-- SET EXERCISE --
Look through the data below. Collect every line where the word "title" occurs.

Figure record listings
((

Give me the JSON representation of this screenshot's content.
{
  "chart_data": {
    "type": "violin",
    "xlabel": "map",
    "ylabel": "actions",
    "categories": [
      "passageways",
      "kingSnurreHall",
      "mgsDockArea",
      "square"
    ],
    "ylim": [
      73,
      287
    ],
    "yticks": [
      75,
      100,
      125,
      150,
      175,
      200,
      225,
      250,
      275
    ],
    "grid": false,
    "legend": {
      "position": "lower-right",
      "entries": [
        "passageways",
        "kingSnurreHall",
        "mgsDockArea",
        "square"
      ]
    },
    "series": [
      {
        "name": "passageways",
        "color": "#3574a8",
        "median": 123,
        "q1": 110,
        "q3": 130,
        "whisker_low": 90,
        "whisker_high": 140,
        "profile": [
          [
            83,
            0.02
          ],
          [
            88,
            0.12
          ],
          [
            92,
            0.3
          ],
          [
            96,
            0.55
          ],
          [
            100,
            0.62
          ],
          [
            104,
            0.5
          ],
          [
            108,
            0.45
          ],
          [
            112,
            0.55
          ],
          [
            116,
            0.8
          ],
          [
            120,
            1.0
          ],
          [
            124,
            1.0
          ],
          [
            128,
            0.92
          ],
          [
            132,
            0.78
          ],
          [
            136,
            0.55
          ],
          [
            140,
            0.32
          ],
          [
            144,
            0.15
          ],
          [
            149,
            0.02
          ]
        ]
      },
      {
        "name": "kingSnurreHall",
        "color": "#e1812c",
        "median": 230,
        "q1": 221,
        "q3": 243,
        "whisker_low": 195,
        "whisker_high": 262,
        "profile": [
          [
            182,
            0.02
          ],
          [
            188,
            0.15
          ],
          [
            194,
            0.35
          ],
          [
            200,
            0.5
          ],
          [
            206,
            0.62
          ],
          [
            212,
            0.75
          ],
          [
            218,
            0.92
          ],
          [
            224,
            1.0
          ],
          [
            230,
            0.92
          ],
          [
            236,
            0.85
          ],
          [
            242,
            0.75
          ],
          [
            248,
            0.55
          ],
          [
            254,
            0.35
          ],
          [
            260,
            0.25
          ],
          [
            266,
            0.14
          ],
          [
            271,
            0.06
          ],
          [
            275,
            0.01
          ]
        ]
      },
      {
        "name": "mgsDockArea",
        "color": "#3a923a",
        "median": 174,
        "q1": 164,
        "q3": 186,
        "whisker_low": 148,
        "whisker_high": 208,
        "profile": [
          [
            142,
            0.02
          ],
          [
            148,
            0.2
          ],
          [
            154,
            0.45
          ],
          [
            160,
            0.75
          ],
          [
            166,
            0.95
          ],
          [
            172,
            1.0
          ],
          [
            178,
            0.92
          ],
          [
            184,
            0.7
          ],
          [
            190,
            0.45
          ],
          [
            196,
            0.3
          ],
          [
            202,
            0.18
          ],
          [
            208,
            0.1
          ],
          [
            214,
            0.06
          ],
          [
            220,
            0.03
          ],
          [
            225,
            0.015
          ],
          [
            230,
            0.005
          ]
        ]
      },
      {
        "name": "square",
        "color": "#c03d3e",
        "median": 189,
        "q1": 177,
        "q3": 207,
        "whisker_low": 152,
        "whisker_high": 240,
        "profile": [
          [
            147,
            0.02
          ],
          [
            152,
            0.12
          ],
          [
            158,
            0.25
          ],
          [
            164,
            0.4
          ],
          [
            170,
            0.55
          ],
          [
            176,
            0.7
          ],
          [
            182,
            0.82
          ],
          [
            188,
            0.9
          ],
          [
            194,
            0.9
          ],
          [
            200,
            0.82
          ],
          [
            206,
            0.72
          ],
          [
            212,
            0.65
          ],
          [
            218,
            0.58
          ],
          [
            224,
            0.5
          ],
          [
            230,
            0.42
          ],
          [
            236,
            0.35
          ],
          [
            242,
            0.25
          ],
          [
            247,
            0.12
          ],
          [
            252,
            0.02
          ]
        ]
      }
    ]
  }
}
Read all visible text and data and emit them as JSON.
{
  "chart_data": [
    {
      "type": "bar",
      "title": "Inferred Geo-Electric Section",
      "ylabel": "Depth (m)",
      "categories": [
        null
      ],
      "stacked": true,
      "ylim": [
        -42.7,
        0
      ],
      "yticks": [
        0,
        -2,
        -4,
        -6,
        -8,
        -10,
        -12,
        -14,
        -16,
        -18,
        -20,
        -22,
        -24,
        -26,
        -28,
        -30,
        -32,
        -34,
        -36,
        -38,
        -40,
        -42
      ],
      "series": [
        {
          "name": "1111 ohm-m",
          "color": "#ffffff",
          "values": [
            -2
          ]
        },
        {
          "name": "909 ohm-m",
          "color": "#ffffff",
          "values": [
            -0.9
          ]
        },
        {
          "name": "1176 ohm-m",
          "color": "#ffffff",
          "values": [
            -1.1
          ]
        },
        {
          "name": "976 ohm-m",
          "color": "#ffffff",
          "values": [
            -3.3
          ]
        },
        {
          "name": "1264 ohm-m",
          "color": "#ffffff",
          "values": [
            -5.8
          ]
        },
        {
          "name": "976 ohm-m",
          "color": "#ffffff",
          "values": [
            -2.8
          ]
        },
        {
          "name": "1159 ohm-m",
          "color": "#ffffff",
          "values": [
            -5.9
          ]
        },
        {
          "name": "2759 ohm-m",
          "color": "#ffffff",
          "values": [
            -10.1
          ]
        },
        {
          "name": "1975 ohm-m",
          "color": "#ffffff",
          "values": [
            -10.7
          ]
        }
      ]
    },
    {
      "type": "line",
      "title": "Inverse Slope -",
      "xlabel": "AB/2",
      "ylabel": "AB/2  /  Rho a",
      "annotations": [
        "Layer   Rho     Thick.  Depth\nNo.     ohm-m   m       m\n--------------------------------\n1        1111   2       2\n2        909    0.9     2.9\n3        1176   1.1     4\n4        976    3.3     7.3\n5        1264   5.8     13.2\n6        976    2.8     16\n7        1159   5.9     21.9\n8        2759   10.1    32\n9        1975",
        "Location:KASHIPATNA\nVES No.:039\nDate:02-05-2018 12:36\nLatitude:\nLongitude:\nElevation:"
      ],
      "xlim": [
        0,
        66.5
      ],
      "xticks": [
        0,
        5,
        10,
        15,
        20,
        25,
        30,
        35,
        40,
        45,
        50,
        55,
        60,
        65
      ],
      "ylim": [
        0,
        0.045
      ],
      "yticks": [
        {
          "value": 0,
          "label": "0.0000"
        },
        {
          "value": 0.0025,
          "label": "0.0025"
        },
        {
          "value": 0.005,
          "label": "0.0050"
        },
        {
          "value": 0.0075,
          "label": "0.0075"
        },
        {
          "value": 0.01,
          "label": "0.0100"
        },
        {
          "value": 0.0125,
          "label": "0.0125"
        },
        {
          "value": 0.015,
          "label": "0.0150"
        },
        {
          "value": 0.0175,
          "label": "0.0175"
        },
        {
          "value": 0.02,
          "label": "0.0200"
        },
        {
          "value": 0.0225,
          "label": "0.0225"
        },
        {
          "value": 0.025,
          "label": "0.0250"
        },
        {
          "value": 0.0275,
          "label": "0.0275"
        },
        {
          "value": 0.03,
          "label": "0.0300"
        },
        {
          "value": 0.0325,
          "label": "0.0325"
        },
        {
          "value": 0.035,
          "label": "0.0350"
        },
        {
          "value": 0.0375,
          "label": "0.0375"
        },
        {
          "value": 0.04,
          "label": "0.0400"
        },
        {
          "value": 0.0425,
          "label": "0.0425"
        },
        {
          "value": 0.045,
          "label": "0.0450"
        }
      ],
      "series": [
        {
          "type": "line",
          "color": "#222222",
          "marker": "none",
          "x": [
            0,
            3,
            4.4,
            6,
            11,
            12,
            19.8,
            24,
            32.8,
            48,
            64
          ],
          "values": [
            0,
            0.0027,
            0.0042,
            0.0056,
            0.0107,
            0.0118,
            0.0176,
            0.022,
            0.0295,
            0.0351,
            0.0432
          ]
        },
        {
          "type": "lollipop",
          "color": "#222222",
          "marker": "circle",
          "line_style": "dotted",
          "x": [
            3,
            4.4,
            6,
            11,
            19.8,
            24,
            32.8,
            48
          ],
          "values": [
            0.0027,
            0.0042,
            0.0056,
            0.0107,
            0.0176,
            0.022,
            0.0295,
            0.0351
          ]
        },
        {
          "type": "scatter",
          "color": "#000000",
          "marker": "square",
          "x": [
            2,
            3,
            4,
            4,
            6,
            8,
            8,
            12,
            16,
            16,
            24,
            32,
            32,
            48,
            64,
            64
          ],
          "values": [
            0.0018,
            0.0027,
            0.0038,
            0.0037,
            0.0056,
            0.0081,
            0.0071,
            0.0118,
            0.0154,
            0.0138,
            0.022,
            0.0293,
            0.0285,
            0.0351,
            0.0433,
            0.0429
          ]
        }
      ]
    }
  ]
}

))

-- RESPONSE BELOW --
      "title": "Inferred Geo-Electric Section",
      "title": "Inverse Slope -",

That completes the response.